# The problem:
Only lines holding the word "edmundmcmillen" should be copied from the material.

(Extracted data entries)
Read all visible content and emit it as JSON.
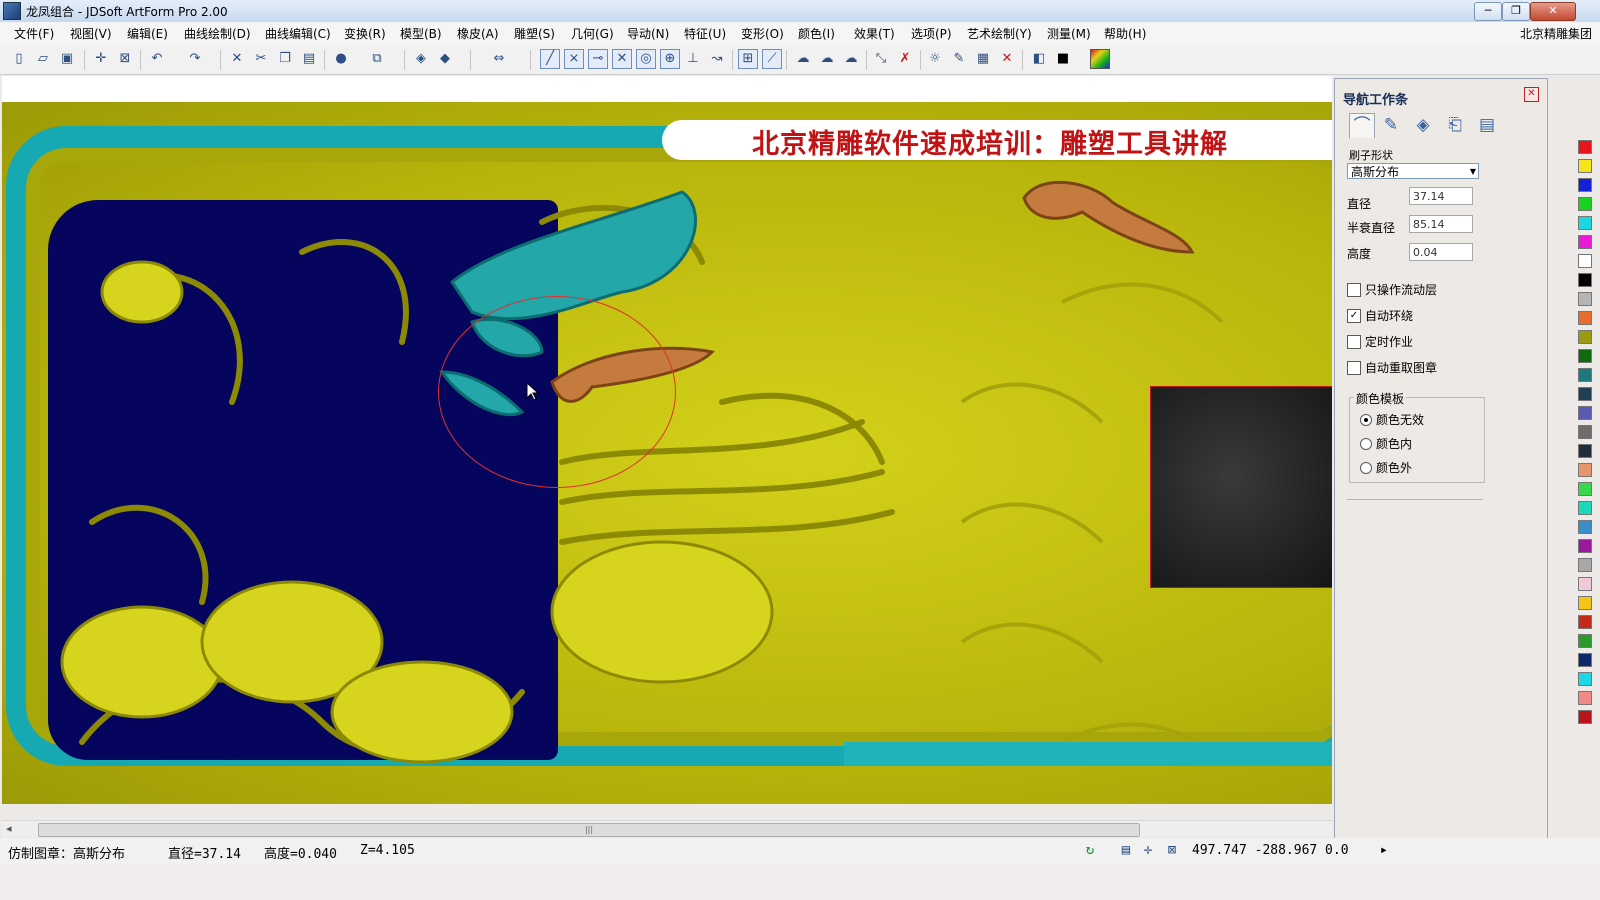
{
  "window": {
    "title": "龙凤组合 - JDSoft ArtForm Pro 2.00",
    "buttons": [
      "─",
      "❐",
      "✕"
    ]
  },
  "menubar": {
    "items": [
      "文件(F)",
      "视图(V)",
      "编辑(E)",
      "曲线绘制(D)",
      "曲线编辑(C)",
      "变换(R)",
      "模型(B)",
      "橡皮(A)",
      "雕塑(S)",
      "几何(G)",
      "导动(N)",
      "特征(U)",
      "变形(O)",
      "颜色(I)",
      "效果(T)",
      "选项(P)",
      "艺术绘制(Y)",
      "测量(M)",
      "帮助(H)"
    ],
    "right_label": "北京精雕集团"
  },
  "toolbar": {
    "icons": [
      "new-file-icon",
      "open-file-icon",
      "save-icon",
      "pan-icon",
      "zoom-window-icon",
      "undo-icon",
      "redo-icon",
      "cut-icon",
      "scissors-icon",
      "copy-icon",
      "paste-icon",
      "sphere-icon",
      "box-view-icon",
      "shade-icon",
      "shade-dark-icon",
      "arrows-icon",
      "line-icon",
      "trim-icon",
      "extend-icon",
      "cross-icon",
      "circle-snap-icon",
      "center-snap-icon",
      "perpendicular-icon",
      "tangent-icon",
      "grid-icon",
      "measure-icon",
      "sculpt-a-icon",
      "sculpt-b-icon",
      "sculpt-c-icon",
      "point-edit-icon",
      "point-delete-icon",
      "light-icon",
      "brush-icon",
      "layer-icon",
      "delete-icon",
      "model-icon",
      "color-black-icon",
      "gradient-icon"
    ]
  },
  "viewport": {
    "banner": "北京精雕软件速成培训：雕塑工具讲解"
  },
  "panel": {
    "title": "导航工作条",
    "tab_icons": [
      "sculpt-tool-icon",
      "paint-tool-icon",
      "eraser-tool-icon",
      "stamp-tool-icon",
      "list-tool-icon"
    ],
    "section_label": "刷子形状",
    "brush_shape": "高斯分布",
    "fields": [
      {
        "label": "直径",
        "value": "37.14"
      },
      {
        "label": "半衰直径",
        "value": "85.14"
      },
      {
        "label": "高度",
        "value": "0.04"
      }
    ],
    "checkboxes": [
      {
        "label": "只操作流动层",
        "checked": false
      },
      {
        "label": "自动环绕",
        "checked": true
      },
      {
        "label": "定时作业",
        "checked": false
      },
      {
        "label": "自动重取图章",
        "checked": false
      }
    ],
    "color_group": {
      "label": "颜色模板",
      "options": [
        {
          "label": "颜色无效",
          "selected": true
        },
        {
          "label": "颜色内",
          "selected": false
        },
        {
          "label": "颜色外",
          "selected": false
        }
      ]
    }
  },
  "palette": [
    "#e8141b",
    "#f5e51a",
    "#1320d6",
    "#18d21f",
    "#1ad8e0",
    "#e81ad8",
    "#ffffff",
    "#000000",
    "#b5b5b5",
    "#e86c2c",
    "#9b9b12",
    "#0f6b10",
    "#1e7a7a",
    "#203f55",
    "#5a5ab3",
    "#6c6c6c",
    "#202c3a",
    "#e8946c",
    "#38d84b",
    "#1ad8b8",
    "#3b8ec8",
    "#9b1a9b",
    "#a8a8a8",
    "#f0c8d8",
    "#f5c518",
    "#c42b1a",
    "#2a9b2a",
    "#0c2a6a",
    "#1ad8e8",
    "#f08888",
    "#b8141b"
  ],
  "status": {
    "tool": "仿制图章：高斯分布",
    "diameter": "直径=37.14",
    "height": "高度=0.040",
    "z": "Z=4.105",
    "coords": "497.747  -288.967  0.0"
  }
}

==

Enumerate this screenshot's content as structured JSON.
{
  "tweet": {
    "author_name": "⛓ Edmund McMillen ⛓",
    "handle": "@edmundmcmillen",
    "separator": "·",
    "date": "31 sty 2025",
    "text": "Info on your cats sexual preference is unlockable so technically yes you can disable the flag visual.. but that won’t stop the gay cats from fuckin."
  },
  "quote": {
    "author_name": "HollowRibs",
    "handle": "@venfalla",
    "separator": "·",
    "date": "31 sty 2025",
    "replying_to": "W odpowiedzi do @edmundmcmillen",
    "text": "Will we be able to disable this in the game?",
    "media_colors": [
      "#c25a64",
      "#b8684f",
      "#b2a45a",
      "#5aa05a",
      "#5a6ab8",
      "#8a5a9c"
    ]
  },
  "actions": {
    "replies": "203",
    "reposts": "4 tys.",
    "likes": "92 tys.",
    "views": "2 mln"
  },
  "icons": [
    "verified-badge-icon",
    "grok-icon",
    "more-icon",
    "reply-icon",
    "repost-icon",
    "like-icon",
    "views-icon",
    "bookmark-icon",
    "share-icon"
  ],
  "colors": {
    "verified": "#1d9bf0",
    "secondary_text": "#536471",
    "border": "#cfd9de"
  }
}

# Full answer:
    "handle": "@edmundmcmillen",
    "replying_to": "W odpowiedzi do @edmundmcmillen",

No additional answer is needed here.